'''

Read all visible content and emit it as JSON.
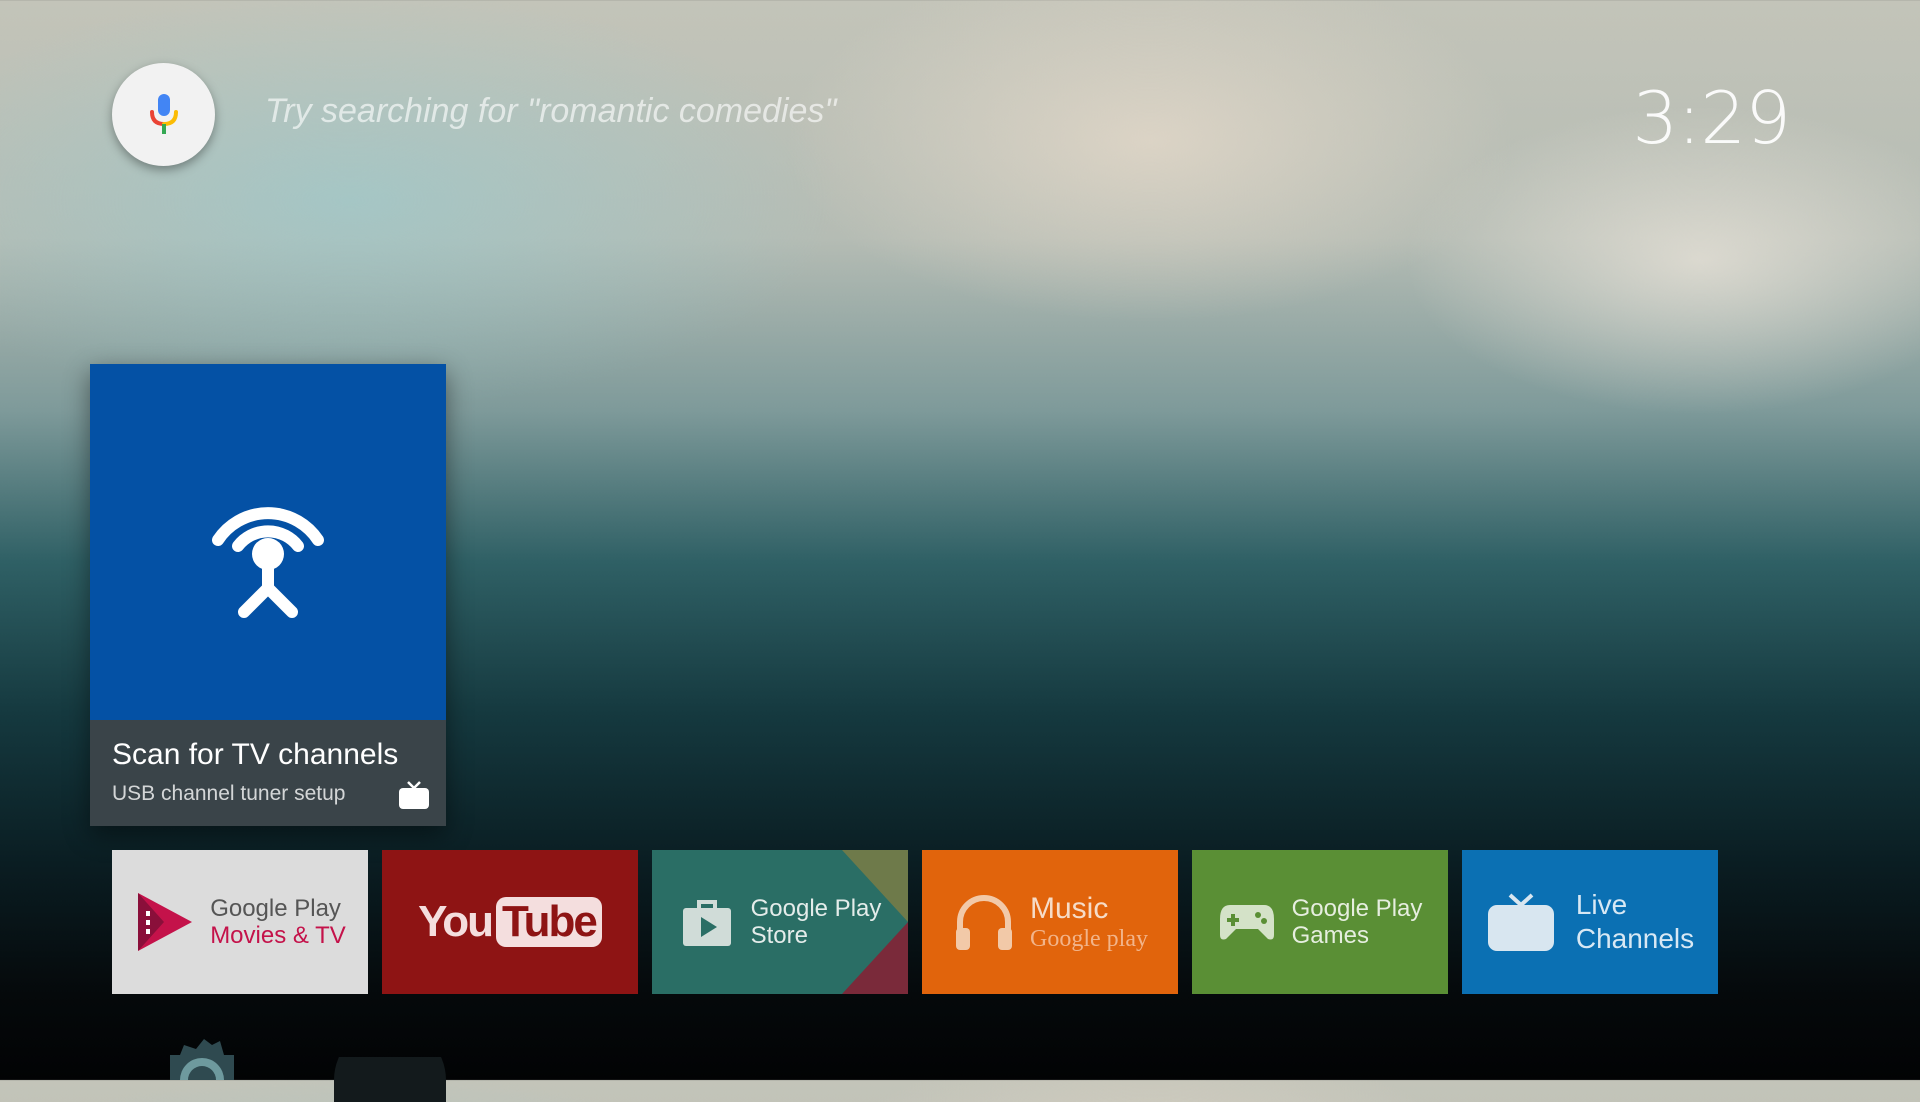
{
  "search": {
    "hint": "Try searching for \"romantic comedies\"",
    "mic_icon": "mic-icon"
  },
  "clock": {
    "time": "3:29"
  },
  "featured": {
    "title": "Scan for TV channels",
    "subtitle": "USB channel tuner setup",
    "art_icon": "antenna-broadcast-icon",
    "badge_icon": "tv-icon",
    "art_color": "#0451a5"
  },
  "apps": {
    "movies": {
      "line1": "Google Play",
      "line2": "Movies & TV"
    },
    "youtube": {
      "logo_you": "You",
      "logo_tube": "Tube"
    },
    "store": {
      "line1": "Google Play",
      "line2": "Store"
    },
    "music": {
      "line1": "Music",
      "line2": "Google play"
    },
    "games": {
      "line1": "Google Play",
      "line2": "Games"
    },
    "live": {
      "line1": "Live",
      "line2": "Channels"
    }
  },
  "colors": {
    "movies_accent": "#c4124a",
    "youtube": "#8e1414",
    "store": "#2a6e65",
    "music": "#e1640c",
    "games": "#5a8f35",
    "live": "#0b70b3"
  }
}
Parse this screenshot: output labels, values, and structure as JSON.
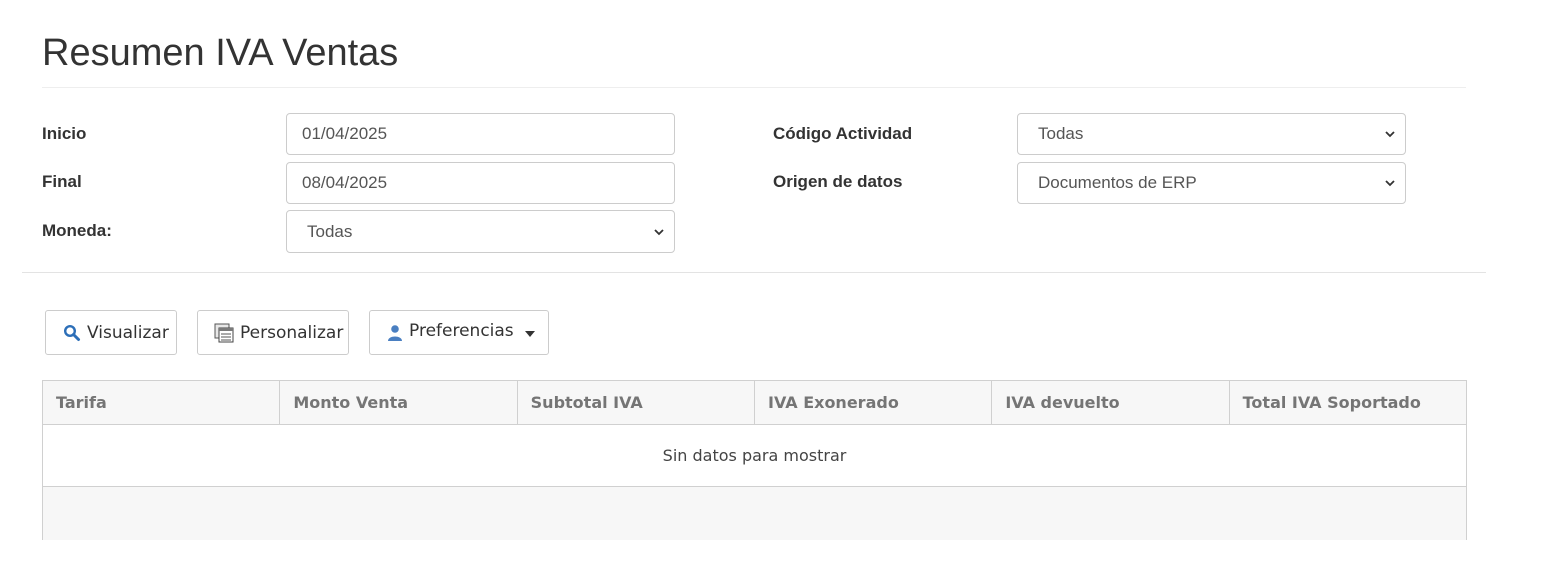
{
  "page": {
    "title": "Resumen IVA Ventas"
  },
  "filters": {
    "inicio": {
      "label": "Inicio",
      "value": "01/04/2025"
    },
    "final": {
      "label": "Final",
      "value": "08/04/2025"
    },
    "moneda": {
      "label": "Moneda:",
      "value": "Todas"
    },
    "codigo_actividad": {
      "label": "Código Actividad",
      "value": "Todas"
    },
    "origen_datos": {
      "label": "Origen de datos",
      "value": "Documentos de ERP"
    }
  },
  "toolbar": {
    "visualizar": "Visualizar",
    "personalizar": "Personalizar",
    "preferencias": "Preferencias"
  },
  "grid": {
    "columns": [
      "Tarifa",
      "Monto Venta",
      "Subtotal IVA",
      "IVA Exonerado",
      "IVA devuelto",
      "Total IVA Soportado"
    ],
    "empty_message": "Sin datos para mostrar"
  },
  "colors": {
    "search_icon": "#2d6fb8",
    "user_icon": "#4a7fc1",
    "border": "#cccccc"
  },
  "icons": [
    "search-icon",
    "customize-grid-icon",
    "user-icon",
    "caret-down-icon",
    "chevron-down-icon"
  ]
}
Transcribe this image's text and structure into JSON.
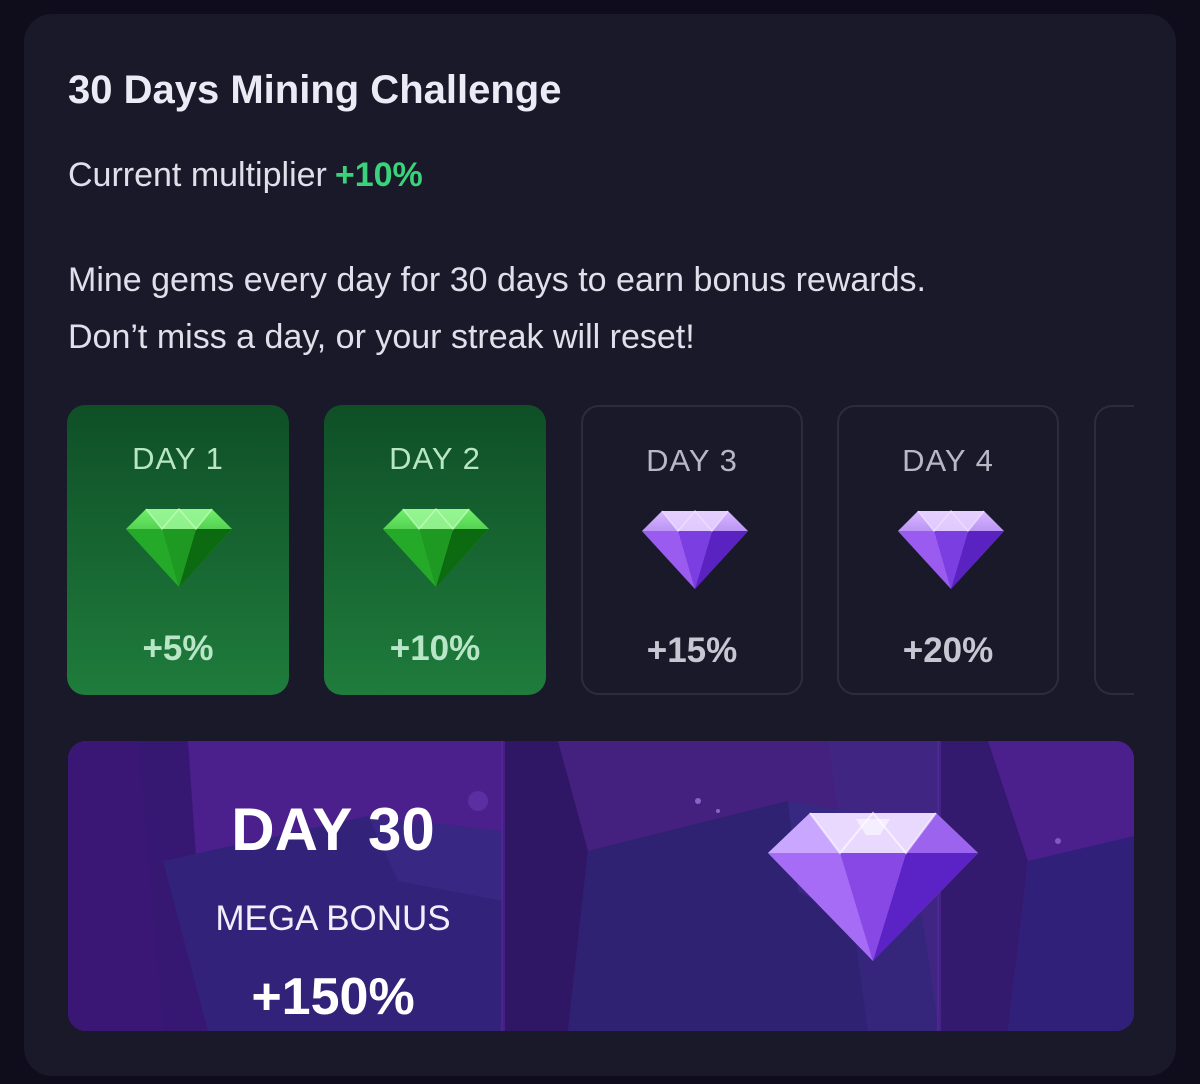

'''

Task goal —
Using the data above, print every line exactly, omitting pictures.

Answer in full —
Read all visible content and emit it as JSON.
{
  "search": {
    "hint": "Try searching for \"romantic comedies\"",
    "mic_icon": "mic-icon"
  },
  "clock": {
    "time": "3:29"
  },
  "featured": {
    "title": "Scan for TV channels",
    "subtitle": "USB channel tuner setup",
    "art_icon": "antenna-broadcast-icon",
    "badge_icon": "tv-icon",
    "art_color": "#0451a5"
  },
  "apps": {
    "movies": {
      "line1": "Google Play",
      "line2": "Movies & TV"
    },
    "youtube": {
      "logo_you": "You",
      "logo_tube": "Tube"
    },
    "store": {
      "line1": "Google Play",
      "line2": "Store"
    },
    "music": {
      "line1": "Music",
      "line2": "Google play"
    },
    "games": {
      "line1": "Google Play",
      "line2": "Games"
    },
    "live": {
      "line1": "Live",
      "line2": "Channels"
    }
  },
  "colors": {
    "movies_accent": "#c4124a",
    "youtube": "#8e1414",
    "store": "#2a6e65",
    "music": "#e1640c",
    "games": "#5a8f35",
    "live": "#0b70b3"
  }
}
Parse this screenshot: output labels, values, and structure as JSON.
{
  "page": {
    "title": "Resumen IVA Ventas"
  },
  "filters": {
    "inicio": {
      "label": "Inicio",
      "value": "01/04/2025"
    },
    "final": {
      "label": "Final",
      "value": "08/04/2025"
    },
    "moneda": {
      "label": "Moneda:",
      "value": "Todas"
    },
    "codigo_actividad": {
      "label": "Código Actividad",
      "value": "Todas"
    },
    "origen_datos": {
      "label": "Origen de datos",
      "value": "Documentos de ERP"
    }
  },
  "toolbar": {
    "visualizar": "Visualizar",
    "personalizar": "Personalizar",
    "preferencias": "Preferencias"
  },
  "grid": {
    "columns": [
      "Tarifa",
      "Monto Venta",
      "Subtotal IVA",
      "IVA Exonerado",
      "IVA devuelto",
      "Total IVA Soportado"
    ],
    "empty_message": "Sin datos para mostrar"
  },
  "colors": {
    "search_icon": "#2d6fb8",
    "user_icon": "#4a7fc1",
    "border": "#cccccc"
  },
  "icons": [
    "search-icon",
    "customize-grid-icon",
    "user-icon",
    "caret-down-icon",
    "chevron-down-icon"
  ]
}
Transcribe this image's text and structure into JSON.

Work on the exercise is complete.